§ Dataset records:
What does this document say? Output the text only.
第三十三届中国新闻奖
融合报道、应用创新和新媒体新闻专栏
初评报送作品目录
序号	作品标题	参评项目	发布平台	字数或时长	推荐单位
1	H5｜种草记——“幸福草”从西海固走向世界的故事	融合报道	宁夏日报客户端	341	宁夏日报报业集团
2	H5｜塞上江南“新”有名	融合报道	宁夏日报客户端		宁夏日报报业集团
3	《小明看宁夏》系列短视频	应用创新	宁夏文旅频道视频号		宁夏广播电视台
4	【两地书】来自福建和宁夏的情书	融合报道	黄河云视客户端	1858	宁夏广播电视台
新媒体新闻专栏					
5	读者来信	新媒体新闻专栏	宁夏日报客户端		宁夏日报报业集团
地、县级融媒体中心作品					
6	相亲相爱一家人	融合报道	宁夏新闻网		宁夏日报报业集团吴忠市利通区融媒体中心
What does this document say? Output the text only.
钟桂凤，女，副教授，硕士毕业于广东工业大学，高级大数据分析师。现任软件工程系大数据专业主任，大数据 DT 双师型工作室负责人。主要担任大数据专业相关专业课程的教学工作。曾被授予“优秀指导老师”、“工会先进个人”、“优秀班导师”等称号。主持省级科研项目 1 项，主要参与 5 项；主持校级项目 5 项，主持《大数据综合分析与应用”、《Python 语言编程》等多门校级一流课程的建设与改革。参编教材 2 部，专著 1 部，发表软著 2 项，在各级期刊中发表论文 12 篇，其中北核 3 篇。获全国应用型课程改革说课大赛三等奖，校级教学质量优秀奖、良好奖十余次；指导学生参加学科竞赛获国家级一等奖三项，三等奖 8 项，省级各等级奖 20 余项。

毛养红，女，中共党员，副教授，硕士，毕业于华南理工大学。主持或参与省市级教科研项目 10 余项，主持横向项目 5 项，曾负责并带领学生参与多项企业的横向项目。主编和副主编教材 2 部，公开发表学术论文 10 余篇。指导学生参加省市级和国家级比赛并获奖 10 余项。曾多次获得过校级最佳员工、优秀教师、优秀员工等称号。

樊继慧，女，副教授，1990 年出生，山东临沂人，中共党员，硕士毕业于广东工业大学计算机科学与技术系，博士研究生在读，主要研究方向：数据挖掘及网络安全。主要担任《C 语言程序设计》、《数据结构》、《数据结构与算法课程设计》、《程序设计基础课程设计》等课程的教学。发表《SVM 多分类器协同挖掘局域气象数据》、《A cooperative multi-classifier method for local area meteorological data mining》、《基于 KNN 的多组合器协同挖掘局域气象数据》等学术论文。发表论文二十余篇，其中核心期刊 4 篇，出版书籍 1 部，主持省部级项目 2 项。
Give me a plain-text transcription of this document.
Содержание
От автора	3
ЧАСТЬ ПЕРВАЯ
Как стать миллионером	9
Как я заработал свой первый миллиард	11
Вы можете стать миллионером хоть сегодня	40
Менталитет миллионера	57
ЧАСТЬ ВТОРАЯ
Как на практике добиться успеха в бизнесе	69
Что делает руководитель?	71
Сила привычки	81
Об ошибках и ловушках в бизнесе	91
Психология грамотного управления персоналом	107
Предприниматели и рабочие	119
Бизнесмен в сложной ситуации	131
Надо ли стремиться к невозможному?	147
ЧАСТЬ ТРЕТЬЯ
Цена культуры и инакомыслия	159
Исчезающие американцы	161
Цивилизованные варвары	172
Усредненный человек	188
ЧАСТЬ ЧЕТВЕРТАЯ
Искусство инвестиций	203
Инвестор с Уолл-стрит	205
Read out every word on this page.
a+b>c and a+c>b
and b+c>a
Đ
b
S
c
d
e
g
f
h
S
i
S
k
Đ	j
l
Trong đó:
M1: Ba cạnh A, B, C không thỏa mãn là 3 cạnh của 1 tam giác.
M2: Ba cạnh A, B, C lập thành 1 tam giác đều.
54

§ Objective:
Look through the material above and work out how many of its lines contain "стать". State the number only.

§ Full answer:
2